::: Exercise inputs :::
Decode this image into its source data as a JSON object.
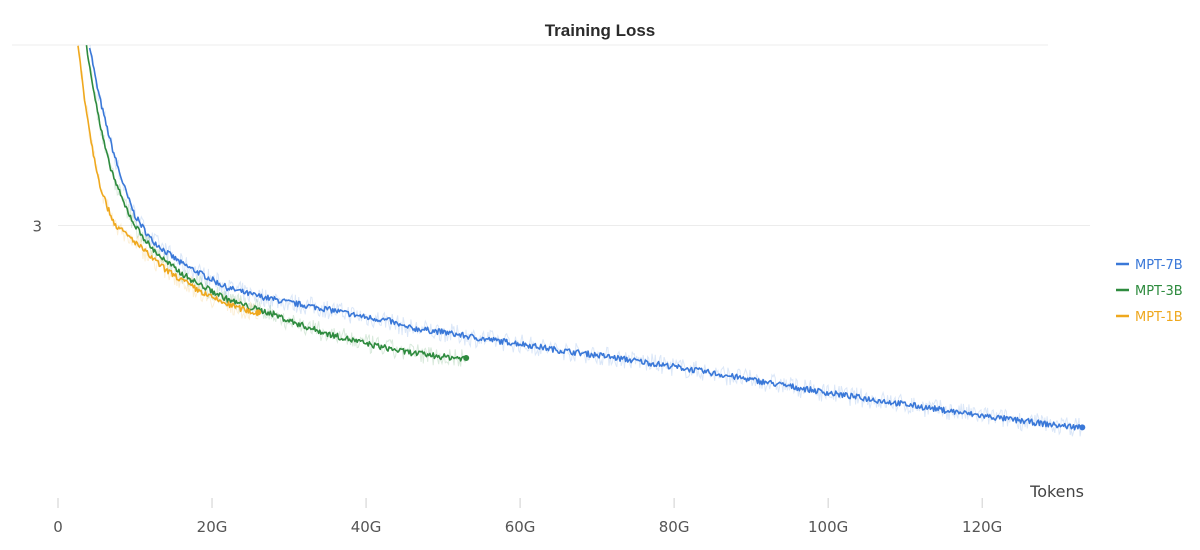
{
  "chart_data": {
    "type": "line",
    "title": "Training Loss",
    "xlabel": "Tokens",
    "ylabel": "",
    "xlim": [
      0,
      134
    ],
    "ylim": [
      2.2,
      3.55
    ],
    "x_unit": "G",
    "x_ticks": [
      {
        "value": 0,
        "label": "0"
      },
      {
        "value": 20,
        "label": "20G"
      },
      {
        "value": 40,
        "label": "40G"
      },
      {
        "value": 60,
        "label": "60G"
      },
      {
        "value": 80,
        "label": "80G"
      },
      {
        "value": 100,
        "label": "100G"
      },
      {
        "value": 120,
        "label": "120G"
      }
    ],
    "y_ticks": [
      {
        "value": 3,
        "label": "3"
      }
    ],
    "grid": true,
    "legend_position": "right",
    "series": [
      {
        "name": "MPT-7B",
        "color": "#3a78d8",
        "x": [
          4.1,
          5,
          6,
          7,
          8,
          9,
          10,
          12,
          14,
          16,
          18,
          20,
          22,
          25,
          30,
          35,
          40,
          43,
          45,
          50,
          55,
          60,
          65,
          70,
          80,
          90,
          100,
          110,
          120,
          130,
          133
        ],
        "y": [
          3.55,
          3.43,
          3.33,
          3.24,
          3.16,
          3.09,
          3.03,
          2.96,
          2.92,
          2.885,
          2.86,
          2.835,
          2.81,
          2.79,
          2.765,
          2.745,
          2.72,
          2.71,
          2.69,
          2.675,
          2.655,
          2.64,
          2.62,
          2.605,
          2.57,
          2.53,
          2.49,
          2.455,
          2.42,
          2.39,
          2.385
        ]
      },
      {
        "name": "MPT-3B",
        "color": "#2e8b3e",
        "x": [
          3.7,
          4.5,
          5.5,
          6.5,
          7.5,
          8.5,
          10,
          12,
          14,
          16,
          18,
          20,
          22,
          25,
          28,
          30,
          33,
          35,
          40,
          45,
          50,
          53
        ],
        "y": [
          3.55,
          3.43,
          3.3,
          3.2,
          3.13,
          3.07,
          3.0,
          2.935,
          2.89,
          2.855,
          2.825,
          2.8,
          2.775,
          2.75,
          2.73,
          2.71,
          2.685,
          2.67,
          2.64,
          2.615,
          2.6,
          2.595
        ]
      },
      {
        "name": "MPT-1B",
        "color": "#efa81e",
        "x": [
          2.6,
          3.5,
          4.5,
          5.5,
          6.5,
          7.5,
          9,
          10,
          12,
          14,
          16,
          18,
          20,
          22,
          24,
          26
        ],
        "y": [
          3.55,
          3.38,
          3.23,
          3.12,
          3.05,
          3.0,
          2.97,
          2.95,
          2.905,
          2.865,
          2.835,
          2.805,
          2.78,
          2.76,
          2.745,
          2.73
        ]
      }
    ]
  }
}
:::
> _Set problem_
Look through the material and copy each line that has "value".

> _Answer below_
        "value": 0,
        "value": 20,
        "value": 40,
        "value": 60,
        "value": 80,
        "value": 100,
        "value": 120,
        "value": 3,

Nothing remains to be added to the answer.